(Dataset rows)
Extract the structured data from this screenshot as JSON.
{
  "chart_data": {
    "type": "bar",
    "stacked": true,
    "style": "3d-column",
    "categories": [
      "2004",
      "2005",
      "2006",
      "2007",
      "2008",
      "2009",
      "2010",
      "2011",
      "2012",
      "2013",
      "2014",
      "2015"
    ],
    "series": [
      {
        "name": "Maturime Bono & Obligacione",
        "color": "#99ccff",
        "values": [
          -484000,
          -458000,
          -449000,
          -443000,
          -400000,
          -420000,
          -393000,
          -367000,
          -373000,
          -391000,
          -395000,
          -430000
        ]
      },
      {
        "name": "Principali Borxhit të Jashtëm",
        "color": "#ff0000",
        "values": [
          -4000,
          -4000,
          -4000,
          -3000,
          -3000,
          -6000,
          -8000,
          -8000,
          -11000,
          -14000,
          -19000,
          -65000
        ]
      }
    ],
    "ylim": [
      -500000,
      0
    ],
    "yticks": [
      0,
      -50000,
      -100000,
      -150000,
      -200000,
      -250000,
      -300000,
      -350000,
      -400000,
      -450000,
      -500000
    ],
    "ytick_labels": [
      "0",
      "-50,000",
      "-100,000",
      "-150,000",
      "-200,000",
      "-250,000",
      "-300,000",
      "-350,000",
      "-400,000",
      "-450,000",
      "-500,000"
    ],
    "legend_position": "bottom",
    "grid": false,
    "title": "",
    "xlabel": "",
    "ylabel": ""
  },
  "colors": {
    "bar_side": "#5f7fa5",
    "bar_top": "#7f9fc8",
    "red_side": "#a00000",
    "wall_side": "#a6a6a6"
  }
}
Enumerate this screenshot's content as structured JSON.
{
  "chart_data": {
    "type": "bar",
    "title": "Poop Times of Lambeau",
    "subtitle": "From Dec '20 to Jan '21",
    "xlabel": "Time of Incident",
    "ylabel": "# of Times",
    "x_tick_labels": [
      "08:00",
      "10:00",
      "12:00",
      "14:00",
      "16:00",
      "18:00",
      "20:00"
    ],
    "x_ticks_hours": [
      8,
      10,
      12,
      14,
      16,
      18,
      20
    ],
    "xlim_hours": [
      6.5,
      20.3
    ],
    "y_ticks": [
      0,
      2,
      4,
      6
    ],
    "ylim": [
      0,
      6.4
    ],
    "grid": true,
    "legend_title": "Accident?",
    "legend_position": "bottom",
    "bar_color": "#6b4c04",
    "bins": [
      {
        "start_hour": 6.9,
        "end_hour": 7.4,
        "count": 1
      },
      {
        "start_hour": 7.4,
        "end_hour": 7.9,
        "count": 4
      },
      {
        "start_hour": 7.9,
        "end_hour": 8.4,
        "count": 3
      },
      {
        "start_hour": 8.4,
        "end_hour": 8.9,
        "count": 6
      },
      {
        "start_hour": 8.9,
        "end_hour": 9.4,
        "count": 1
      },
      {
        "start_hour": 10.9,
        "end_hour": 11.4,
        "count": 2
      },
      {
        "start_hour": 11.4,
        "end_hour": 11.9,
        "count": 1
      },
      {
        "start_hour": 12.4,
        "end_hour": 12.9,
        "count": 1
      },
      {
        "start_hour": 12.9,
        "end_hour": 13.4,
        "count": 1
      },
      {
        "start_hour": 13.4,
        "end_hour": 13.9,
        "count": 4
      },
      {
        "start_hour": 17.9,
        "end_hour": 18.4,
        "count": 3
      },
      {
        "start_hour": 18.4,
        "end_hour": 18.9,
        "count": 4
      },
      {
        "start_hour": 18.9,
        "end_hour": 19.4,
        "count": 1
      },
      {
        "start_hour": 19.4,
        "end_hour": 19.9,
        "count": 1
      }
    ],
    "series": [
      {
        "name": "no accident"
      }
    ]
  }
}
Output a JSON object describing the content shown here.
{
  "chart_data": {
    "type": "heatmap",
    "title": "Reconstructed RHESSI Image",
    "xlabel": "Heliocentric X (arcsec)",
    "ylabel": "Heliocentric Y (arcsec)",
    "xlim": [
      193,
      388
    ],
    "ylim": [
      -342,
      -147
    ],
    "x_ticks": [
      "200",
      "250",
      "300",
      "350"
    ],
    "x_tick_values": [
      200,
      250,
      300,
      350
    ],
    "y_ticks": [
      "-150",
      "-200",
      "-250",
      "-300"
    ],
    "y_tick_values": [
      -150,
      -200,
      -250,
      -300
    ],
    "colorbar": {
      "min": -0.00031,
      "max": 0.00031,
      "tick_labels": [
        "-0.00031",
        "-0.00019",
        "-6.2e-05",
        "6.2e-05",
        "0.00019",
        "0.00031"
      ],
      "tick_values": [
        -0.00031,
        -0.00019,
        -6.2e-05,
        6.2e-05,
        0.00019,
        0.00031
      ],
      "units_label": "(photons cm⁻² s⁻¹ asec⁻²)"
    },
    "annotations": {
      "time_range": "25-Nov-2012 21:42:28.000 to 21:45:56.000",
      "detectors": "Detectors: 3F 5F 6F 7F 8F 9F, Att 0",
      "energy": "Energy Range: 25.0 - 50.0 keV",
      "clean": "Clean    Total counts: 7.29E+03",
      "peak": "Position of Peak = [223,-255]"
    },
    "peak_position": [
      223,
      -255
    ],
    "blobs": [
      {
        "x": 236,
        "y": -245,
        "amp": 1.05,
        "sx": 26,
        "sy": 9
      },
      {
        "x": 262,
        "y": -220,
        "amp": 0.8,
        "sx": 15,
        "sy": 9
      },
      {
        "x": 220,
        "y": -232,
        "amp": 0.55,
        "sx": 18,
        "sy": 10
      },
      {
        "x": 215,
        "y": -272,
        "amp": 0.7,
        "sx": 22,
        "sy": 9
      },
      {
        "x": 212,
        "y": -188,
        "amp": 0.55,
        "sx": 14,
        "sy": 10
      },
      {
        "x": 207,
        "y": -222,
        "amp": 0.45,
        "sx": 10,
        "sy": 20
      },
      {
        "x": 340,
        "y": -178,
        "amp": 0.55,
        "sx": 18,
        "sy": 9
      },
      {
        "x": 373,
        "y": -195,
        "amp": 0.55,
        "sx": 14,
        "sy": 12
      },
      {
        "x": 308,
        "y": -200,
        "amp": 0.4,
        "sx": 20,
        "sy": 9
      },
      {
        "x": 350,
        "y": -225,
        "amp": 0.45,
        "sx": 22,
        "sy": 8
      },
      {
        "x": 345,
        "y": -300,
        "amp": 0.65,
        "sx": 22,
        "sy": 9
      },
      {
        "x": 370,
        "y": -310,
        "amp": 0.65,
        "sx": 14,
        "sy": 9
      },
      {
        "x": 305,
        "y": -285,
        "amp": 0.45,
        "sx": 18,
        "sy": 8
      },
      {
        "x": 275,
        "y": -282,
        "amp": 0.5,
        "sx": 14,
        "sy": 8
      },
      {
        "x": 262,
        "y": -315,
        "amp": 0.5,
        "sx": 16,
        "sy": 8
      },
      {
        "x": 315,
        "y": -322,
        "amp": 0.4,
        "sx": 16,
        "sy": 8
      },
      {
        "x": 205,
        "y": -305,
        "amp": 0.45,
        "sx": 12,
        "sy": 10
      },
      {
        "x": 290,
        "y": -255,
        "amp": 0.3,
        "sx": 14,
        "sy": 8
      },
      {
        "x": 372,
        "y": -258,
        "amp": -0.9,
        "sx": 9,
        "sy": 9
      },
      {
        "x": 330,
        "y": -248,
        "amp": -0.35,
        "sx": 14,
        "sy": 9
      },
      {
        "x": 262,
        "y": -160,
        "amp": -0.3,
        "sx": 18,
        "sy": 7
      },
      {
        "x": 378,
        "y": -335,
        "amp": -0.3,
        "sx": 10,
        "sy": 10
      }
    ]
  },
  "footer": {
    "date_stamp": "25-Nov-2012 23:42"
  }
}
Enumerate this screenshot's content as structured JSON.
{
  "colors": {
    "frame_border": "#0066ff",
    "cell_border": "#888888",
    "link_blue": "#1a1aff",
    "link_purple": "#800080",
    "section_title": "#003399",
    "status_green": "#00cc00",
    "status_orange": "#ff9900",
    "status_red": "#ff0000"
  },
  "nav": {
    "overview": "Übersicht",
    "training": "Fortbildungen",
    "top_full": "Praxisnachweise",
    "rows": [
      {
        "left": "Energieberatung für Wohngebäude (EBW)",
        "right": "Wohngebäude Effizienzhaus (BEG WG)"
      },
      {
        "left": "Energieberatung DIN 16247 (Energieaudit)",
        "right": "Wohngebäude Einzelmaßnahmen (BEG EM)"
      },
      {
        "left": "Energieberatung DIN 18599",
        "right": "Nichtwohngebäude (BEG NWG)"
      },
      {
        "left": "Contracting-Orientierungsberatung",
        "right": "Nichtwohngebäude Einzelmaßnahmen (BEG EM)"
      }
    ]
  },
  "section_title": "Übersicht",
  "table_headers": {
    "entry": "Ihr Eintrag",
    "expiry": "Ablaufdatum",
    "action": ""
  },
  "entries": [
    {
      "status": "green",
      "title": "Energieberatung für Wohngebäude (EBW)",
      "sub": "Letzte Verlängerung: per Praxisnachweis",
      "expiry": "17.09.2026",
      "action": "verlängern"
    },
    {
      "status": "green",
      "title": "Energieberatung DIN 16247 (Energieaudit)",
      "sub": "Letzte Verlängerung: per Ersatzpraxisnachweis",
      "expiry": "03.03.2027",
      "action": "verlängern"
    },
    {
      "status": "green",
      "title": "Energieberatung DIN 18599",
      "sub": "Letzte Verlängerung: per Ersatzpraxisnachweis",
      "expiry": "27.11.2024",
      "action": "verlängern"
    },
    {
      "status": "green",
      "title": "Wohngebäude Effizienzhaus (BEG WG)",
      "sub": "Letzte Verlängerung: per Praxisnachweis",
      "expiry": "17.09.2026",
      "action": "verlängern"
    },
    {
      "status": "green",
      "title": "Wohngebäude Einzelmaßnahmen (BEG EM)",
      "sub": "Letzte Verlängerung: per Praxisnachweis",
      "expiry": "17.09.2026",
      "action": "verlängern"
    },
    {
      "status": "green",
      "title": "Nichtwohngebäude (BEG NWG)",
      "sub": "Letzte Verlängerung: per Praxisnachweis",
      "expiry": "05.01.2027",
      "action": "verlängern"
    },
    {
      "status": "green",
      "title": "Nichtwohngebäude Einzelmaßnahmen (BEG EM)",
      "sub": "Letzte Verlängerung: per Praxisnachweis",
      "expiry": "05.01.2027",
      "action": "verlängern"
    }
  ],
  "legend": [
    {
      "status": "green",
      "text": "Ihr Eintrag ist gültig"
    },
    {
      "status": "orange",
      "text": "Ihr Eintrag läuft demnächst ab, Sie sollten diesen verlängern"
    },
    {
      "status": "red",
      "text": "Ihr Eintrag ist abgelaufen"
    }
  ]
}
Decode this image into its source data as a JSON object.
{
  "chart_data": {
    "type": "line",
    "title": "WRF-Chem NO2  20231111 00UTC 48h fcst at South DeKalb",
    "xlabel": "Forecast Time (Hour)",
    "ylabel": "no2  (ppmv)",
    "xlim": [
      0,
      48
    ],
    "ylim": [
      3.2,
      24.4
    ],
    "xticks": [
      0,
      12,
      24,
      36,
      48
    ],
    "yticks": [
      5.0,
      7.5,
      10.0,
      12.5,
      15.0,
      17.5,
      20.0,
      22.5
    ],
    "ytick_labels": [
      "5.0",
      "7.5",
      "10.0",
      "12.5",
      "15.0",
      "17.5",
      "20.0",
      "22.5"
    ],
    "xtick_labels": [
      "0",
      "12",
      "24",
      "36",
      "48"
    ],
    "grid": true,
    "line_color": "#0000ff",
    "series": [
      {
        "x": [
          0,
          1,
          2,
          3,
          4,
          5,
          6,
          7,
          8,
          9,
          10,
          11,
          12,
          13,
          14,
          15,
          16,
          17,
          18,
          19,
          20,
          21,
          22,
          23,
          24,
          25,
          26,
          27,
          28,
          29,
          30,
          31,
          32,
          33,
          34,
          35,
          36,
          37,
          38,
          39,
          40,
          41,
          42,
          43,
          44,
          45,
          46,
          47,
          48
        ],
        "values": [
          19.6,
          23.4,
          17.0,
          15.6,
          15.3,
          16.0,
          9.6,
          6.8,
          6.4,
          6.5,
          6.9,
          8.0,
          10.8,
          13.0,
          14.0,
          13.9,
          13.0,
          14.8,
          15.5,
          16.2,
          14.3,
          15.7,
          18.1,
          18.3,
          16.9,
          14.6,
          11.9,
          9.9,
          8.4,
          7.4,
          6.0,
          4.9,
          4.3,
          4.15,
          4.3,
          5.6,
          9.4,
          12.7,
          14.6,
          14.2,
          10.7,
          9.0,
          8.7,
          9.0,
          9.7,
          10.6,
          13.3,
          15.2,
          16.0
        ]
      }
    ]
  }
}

■ **WHAT YOU SHOULD DO**: Pull out all lines from the entries above in which the word "arcsec" appears.

■ **ANSWER TO THIS EXERCISE**:
    "xlabel": "Heliocentric X (arcsec)",
    "ylabel": "Heliocentric Y (arcsec)",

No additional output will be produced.